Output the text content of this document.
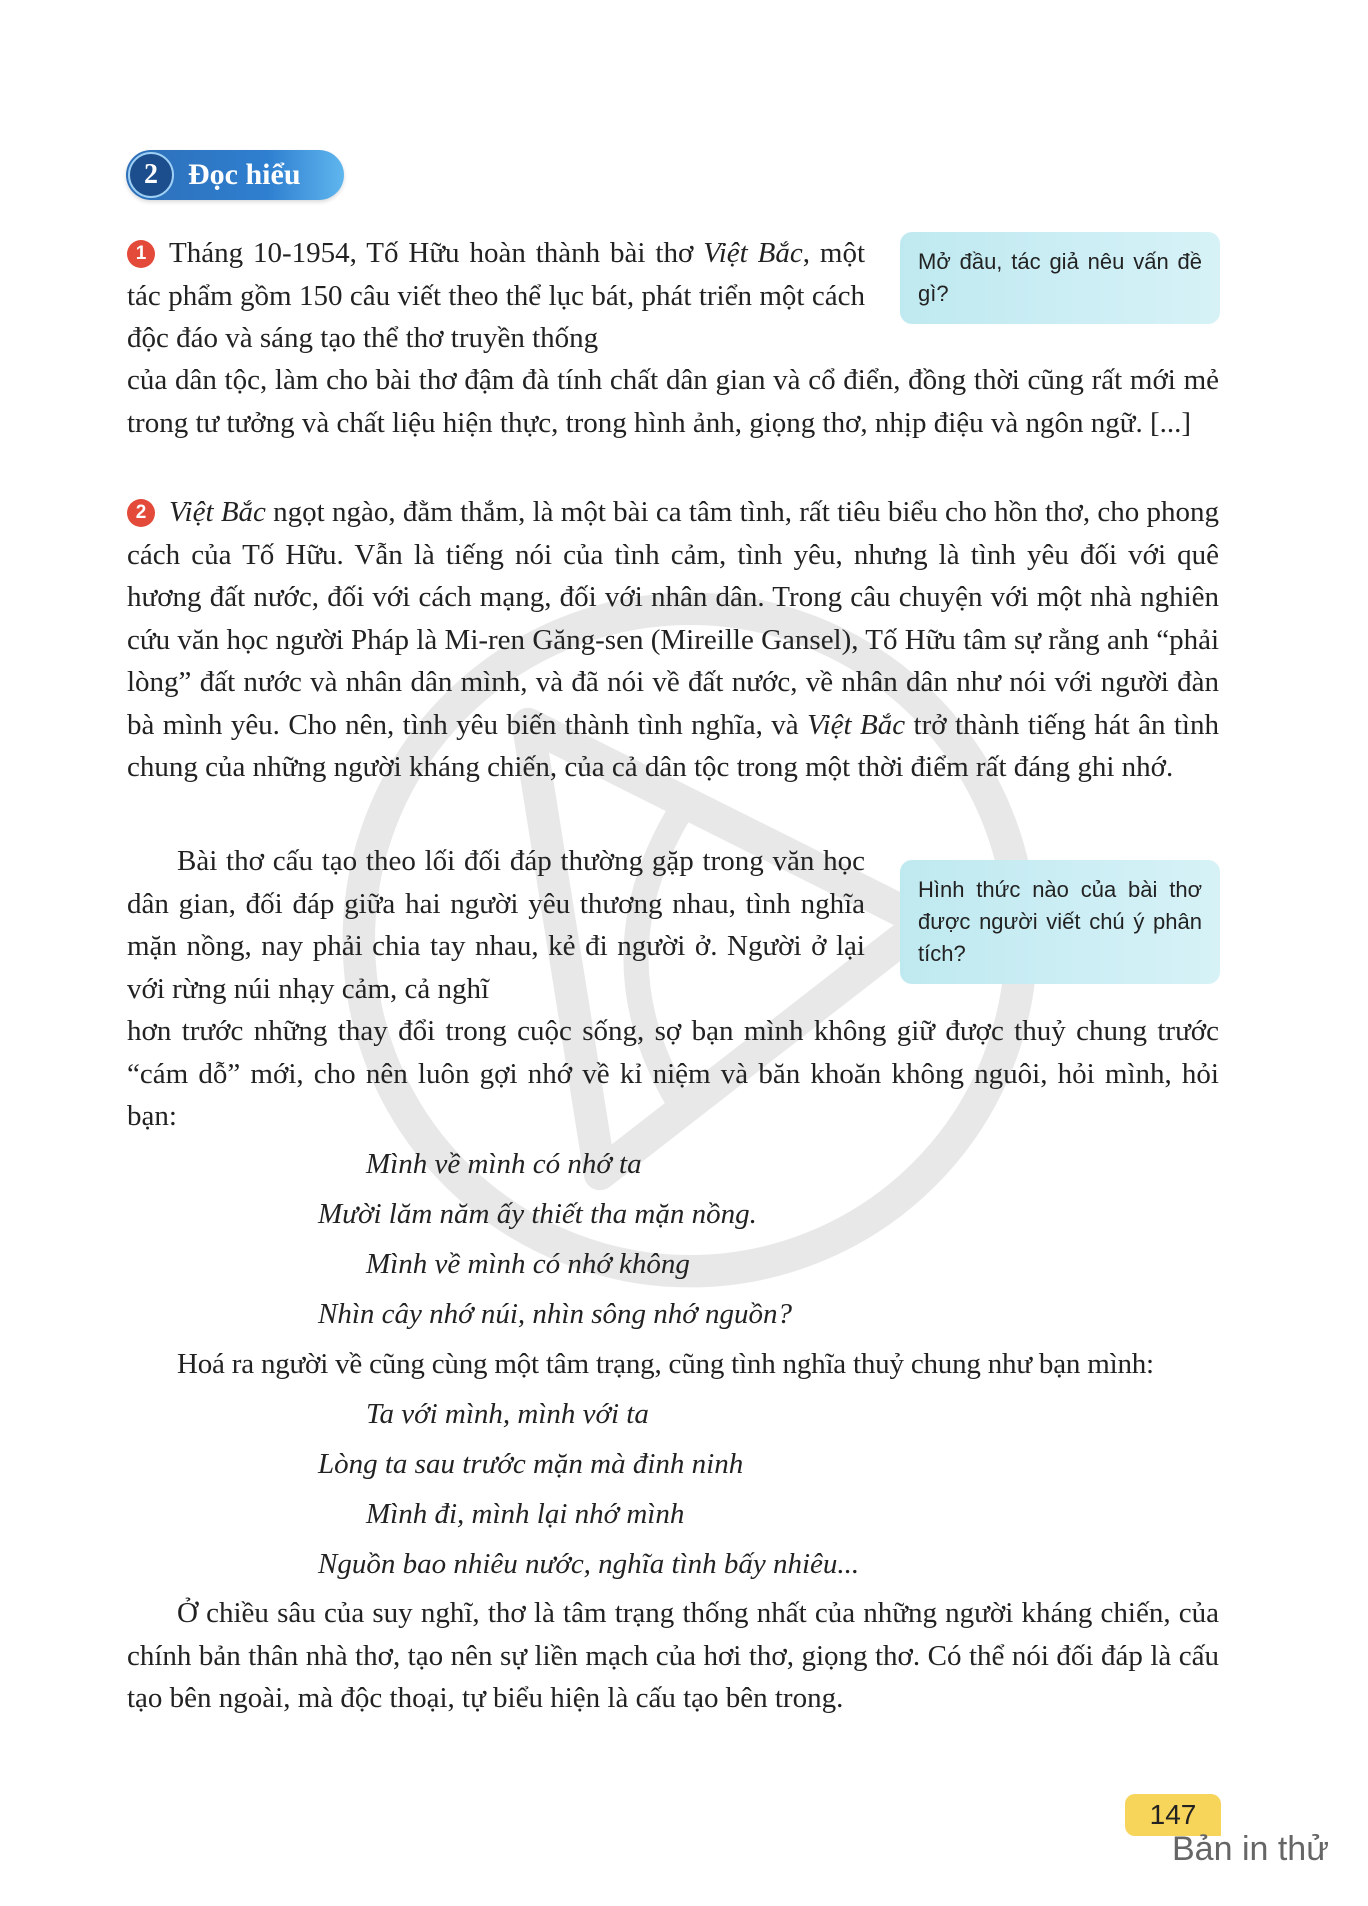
2	Đọc hiểu

1 Tháng 10-1954, Tố Hữu hoàn thành bài thơ Việt Bắc, một tác phẩm gồm 150 câu viết theo thể lục bát, phát triển một cách độc đáo và sáng tạo thể thơ truyền thống

của dân tộc, làm cho bài thơ đậm đà tính chất dân gian và cổ điển, đồng thời cũng rất mới mẻ trong tư tưởng và chất liệu hiện thực, trong hình ảnh, giọng thơ, nhịp điệu và ngôn ngữ. [...]

Mở đầu, tác giả nêu vấn đề gì?

2 Việt Bắc ngọt ngào, đằm thắm, là một bài ca tâm tình, rất tiêu biểu cho hồn thơ, cho phong cách của Tố Hữu. Vẫn là tiếng nói của tình cảm, tình yêu, nhưng là tình yêu đối với quê hương đất nước, đối với cách mạng, đối với nhân dân. Trong câu chuyện với một nhà nghiên cứu văn học người Pháp là Mi-ren Găng-sen (Mireille Gansel), Tố Hữu tâm sự rằng anh “phải lòng” đất nước và nhân dân mình, và đã nói về đất nước, về nhân dân như nói với người đàn bà mình yêu. Cho nên, tình yêu biến thành tình nghĩa, và Việt Bắc trở thành tiếng hát ân tình chung của những người kháng chiến, của cả dân tộc trong một thời điểm rất đáng ghi nhớ.

Bài thơ cấu tạo theo lối đối đáp thường gặp trong văn học dân gian, đối đáp giữa hai người yêu thương nhau, tình nghĩa mặn nồng, nay phải chia tay nhau, kẻ đi người ở. Người ở lại với rừng núi nhạy cảm, cả nghĩ

hơn trước những thay đổi trong cuộc sống, sợ bạn mình không giữ được thuỷ chung trước “cám dỗ” mới, cho nên luôn gợi nhớ về kỉ niệm và băn khoăn không nguôi, hỏi mình, hỏi bạn:

Hình thức nào của bài thơ được người viết chú ý phân tích?
Mình về mình có nhớ ta
Mười lăm năm ấy thiết tha mặn nồng.
Mình về mình có nhớ không
Nhìn cây nhớ núi, nhìn sông nhớ nguồn?

Hoá ra người về cũng cùng một tâm trạng, cũng tình nghĩa thuỷ chung như bạn mình:

Ta với mình, mình với ta
Lòng ta sau trước mặn mà đinh ninh
Mình đi, mình lại nhớ mình
Nguồn bao nhiêu nước, nghĩa tình bấy nhiêu...

Ở chiều sâu của suy nghĩ, thơ là tâm trạng thống nhất của những người kháng chiến, của chính bản thân nhà thơ, tạo nên sự liền mạch của hơi thơ, giọng thơ. Có thể nói đối đáp là cấu tạo bên ngoài, mà độc thoại, tự biểu hiện là cấu tạo bên trong.

147
Bản in thử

▸ **Given task**:
Select and copy every line of the listing with the word "chiến".

▸ **Answer to the task**:
2 Việt Bắc ngọt ngào, đằm thắm, là một bài ca tâm tình, rất tiêu biểu cho hồn thơ, cho phong cách của Tố Hữu. Vẫn là tiếng nói của tình cảm, tình yêu, nhưng là tình yêu đối với quê hương đất nước, đối với cách mạng, đối với nhân dân. Trong câu chuyện với một nhà nghiên cứu văn học người Pháp là Mi-ren Găng-sen (Mireille Gansel), Tố Hữu tâm sự rằng anh “phải lòng” đất nước và nhân dân mình, và đã nói về đất nước, về nhân dân như nói với người đàn bà mình yêu. Cho nên, tình yêu biến thành tình nghĩa, và Việt Bắc trở thành tiếng hát ân tình chung của những người kháng chiến, của cả dân tộc trong một thời điểm rất đáng ghi nhớ.
Ở chiều sâu của suy nghĩ, thơ là tâm trạng thống nhất của những người kháng chiến, của chính bản thân nhà thơ, tạo nên sự liền mạch của hơi thơ, giọng thơ. Có thể nói đối đáp là cấu tạo bên ngoài, mà độc thoại, tự biểu hiện là cấu tạo bên trong.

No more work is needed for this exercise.